-- start of Reading passage --

Tax Court of Canada Judgments

Decision Information

Decision Content

 

 

Docket: 2003-835(GST)G

BETWEEN:

PETER V. ABRAMETZ,

Appellant,

and

 

HER MAJESTY THE QUEEN,

Respondent.

____________________________________________________________________

 

Appeal heard on October 31, 2006 at Prince Albert, Saskatchewan

 

Before: The Honourable Justice G. Sheridan.

 

Appearances:

 

Counsel for the Appellant:

James H.W. Sanderson

 

 

Counsel for the Respondent:

Lyle Bouvier

 

____________________________________________________________________

 

JUDGMENT

 

       The appeal from the assessment made under the Excise Tax Act, notice of which bears the number 68370, is dismissed, with costs to the Respondent in accordance with the attached Reasons for Judgment.

 

         Signed at Saskatoon, Saskatchewan, this 5th day of June, 2007.

 

 

 

 

"G. Sheridan"

Sheridan, J.


 

 

Citation: 2007TCC316

Date: 20070605

Docket: 2003-835(GST)G

BETWEEN:

PETER V. ABRAMETZ,

Appellant,

and

 

HER MAJESTY THE QUEEN,

Respondent.

 

 

REASONS FOR JUDGMENT

 

Sheridan, J.

 

[1]     The Appellant, Peter V. Abrametz, is appealing Notice of Assessment No. 68370 made by the Minister of National Revenue pursuant to the Excise Tax Act. According to the Minister, the Appellant is liable under subsection 323(1) of the Act as the sole director of Mada Construction Company Ltd. (the "Corporation") for its failure to remit net tax for the period May 1, 1991 to October 31, 1994, together with interest and penalties.

-- end of Reading passage --

Your goal >> Reproduce the passage from the Tax Court judgment above word for word, beginning at the words "The appeal from" and stopping after "of June, 2007.".

-- start of Supplied material --

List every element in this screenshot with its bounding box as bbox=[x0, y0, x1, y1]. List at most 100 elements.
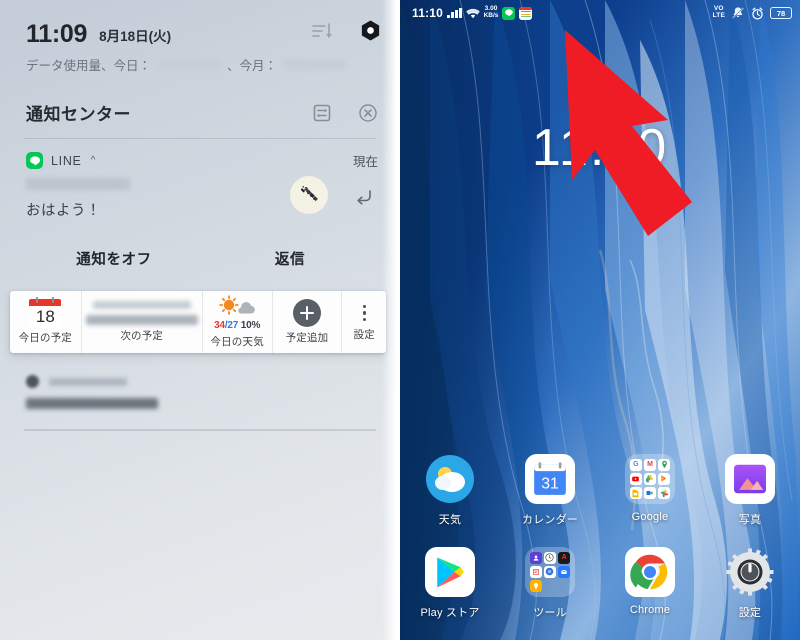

-- end of Supplied material --

Completed task >>
The appeal from the assessment made under the Excise Tax Act, notice of which bears the number 68370, is dismissed, with costs to the Respondent in accordance with the attached Reasons for Judgment.

 

         Signed at Saskatoon, Saskatchewan, this 5th day of June, 2007.